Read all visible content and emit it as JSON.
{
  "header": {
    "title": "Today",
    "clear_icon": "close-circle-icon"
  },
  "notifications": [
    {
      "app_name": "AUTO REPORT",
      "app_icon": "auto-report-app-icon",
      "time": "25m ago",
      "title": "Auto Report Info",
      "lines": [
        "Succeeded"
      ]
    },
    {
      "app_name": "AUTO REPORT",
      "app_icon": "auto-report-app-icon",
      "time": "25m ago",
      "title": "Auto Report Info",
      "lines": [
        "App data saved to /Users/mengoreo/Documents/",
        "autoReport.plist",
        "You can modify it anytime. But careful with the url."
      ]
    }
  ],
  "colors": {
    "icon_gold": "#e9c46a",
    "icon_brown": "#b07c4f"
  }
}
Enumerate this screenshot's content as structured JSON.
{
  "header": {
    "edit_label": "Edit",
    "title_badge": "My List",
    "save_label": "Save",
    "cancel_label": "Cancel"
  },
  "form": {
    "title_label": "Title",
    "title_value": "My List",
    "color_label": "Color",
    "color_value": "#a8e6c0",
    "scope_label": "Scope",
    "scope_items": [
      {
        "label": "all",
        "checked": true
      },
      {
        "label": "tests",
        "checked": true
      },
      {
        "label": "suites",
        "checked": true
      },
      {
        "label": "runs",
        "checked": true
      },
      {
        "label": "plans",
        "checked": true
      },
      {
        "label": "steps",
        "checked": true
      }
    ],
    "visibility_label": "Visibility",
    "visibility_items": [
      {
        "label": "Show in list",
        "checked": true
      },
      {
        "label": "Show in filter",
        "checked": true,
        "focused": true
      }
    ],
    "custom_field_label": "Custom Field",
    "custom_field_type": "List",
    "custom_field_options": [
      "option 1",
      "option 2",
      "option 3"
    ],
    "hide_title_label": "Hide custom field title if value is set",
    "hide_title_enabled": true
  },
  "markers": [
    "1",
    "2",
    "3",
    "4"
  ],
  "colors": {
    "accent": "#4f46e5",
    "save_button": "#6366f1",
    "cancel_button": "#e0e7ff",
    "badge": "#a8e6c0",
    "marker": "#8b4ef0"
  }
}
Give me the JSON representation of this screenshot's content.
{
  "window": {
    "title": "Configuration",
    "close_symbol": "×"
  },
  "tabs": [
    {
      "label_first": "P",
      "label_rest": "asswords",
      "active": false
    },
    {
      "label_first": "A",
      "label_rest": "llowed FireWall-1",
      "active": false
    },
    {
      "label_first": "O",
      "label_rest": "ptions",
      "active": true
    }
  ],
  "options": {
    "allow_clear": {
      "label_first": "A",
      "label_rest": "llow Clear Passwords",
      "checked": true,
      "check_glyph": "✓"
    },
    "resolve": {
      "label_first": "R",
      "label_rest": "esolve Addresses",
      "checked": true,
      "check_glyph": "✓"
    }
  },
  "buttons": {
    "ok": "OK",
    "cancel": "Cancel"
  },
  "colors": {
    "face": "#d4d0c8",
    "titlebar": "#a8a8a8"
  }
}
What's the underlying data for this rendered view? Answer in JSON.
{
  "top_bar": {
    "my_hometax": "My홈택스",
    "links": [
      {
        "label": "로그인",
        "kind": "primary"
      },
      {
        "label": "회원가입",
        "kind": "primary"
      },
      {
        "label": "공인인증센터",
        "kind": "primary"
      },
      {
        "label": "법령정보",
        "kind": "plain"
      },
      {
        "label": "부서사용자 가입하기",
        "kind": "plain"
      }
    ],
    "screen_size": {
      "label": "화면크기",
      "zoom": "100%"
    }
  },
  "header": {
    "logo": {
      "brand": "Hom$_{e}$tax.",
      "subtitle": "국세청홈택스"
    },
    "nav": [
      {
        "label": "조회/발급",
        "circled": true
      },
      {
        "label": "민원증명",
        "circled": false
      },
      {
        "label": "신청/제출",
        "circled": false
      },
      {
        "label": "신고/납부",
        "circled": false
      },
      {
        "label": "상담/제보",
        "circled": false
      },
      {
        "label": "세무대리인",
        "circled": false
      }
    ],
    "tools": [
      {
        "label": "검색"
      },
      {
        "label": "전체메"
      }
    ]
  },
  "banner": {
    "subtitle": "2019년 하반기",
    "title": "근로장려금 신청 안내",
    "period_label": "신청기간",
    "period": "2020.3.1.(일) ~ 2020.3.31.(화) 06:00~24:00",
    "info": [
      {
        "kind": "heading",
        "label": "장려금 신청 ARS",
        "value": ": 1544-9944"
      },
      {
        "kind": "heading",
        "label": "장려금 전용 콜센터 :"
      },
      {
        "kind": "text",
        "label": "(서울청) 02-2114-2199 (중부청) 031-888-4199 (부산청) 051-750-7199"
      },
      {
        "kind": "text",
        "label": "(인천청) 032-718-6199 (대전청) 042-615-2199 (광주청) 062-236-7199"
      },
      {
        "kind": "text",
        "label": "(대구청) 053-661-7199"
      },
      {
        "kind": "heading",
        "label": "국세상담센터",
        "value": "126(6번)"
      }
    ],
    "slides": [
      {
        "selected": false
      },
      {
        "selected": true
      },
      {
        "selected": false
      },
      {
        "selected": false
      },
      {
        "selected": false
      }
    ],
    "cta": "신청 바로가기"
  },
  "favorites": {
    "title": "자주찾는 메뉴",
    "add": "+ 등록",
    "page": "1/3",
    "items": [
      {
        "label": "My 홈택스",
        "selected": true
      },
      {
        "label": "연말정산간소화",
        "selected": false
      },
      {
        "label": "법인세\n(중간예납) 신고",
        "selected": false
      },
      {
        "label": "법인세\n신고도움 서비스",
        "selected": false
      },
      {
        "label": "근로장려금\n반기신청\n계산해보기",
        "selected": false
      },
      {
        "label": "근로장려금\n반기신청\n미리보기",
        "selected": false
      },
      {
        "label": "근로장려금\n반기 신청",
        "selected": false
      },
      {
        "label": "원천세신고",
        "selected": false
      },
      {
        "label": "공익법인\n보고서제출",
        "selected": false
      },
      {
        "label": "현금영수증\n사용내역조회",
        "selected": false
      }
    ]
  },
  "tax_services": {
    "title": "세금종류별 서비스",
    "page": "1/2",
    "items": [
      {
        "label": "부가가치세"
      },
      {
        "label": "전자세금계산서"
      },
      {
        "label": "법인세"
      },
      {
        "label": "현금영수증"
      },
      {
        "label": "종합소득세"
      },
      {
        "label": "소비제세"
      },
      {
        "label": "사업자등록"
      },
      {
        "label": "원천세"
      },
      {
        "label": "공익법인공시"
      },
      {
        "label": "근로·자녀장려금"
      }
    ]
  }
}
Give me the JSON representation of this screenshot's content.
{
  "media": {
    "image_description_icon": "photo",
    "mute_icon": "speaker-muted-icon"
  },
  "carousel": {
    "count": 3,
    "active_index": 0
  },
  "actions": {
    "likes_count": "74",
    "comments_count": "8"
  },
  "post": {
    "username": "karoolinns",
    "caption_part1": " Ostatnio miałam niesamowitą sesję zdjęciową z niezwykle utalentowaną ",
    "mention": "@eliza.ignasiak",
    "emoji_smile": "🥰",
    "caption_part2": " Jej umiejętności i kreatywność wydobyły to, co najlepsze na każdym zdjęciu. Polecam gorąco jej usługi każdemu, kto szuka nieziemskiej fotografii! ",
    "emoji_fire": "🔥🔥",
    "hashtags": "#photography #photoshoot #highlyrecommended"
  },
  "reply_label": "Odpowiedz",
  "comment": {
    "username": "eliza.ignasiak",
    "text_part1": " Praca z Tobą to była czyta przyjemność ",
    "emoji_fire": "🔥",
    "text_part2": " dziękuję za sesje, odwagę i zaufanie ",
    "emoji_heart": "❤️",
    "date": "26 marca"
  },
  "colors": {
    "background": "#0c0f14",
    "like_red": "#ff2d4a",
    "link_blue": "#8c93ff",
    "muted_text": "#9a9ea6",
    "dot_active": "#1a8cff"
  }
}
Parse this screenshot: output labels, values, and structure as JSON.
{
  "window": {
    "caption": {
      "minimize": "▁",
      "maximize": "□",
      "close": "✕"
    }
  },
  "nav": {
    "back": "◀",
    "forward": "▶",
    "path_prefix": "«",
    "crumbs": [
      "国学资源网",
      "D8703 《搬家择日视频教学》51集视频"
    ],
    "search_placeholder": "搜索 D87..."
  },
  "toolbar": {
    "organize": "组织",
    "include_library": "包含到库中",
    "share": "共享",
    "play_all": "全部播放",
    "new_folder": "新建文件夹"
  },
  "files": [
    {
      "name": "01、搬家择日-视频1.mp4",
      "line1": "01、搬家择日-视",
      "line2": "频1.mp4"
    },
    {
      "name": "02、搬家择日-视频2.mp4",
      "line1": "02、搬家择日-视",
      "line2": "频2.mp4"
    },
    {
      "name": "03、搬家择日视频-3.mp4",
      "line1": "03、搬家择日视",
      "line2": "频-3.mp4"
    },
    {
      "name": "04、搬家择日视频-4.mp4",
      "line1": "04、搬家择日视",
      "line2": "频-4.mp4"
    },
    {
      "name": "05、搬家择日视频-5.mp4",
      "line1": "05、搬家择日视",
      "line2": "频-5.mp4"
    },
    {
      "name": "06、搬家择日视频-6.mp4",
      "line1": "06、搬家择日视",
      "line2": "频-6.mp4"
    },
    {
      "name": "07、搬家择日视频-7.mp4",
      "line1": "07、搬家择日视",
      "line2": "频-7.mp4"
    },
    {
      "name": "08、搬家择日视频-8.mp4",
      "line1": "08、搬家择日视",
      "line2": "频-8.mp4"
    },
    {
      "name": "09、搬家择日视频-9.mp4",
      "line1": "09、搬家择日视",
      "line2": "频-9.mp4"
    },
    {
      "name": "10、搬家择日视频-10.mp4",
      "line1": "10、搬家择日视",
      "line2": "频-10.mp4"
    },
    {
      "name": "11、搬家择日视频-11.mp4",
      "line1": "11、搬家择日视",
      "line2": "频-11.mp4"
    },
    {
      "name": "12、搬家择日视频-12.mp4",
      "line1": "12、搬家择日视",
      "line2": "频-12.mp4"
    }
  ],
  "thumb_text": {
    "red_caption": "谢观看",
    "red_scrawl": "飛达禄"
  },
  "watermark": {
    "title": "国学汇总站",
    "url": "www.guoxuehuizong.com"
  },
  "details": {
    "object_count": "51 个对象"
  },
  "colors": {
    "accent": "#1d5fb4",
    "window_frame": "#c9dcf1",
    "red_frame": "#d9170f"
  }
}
━━━━
## EXERCISE GOAL
Look above for the line containing "Parse this screenshot: output", then transcribe it and all lines after it through the last, exactly and with nothing else.

## EXERCISE RESULT
Parse this screenshot: output labels, values, and structure as JSON.
{
  "window": {
    "caption": {
      "minimize": "▁",
      "maximize": "□",
      "close": "✕"
    }
  },
  "nav": {
    "back": "◀",
    "forward": "▶",
    "path_prefix": "«",
    "crumbs": [
      "国学资源网",
      "D8703 《搬家择日视频教学》51集视频"
    ],
    "search_placeholder": "搜索 D87..."
  },
  "toolbar": {
    "organize": "组织",
    "include_library": "包含到库中",
    "share": "共享",
    "play_all": "全部播放",
    "new_folder": "新建文件夹"
  },
  "files": [
    {
      "name": "01、搬家择日-视频1.mp4",
      "line1": "01、搬家择日-视",
      "line2": "频1.mp4"
    },
    {
      "name": "02、搬家择日-视频2.mp4",
      "line1": "02、搬家择日-视",
      "line2": "频2.mp4"
    },
    {
      "name": "03、搬家择日视频-3.mp4",
      "line1": "03、搬家择日视",
      "line2": "频-3.mp4"
    },
    {
      "name": "04、搬家择日视频-4.mp4",
      "line1": "04、搬家择日视",
      "line2": "频-4.mp4"
    },
    {
      "name": "05、搬家择日视频-5.mp4",
      "line1": "05、搬家择日视",
      "line2": "频-5.mp4"
    },
    {
      "name": "06、搬家择日视频-6.mp4",
      "line1": "06、搬家择日视",
      "line2": "频-6.mp4"
    },
    {
      "name": "07、搬家择日视频-7.mp4",
      "line1": "07、搬家择日视",
      "line2": "频-7.mp4"
    },
    {
      "name": "08、搬家择日视频-8.mp4",
      "line1": "08、搬家择日视",
      "line2": "频-8.mp4"
    },
    {
      "name": "09、搬家择日视频-9.mp4",
      "line1": "09、搬家择日视",
      "line2": "频-9.mp4"
    },
    {
      "name": "10、搬家择日视频-10.mp4",
      "line1": "10、搬家择日视",
      "line2": "频-10.mp4"
    },
    {
      "name": "11、搬家择日视频-11.mp4",
      "line1": "11、搬家择日视",
      "line2": "频-11.mp4"
    },
    {
      "name": "12、搬家择日视频-12.mp4",
      "line1": "12、搬家择日视",
      "line2": "频-12.mp4"
    }
  ],
  "thumb_text": {
    "red_caption": "谢观看",
    "red_scrawl": "飛达禄"
  },
  "watermark": {
    "title": "国学汇总站",
    "url": "www.guoxuehuizong.com"
  },
  "details": {
    "object_count": "51 个对象"
  },
  "colors": {
    "accent": "#1d5fb4",
    "window_frame": "#c9dcf1",
    "red_frame": "#d9170f"
  }
}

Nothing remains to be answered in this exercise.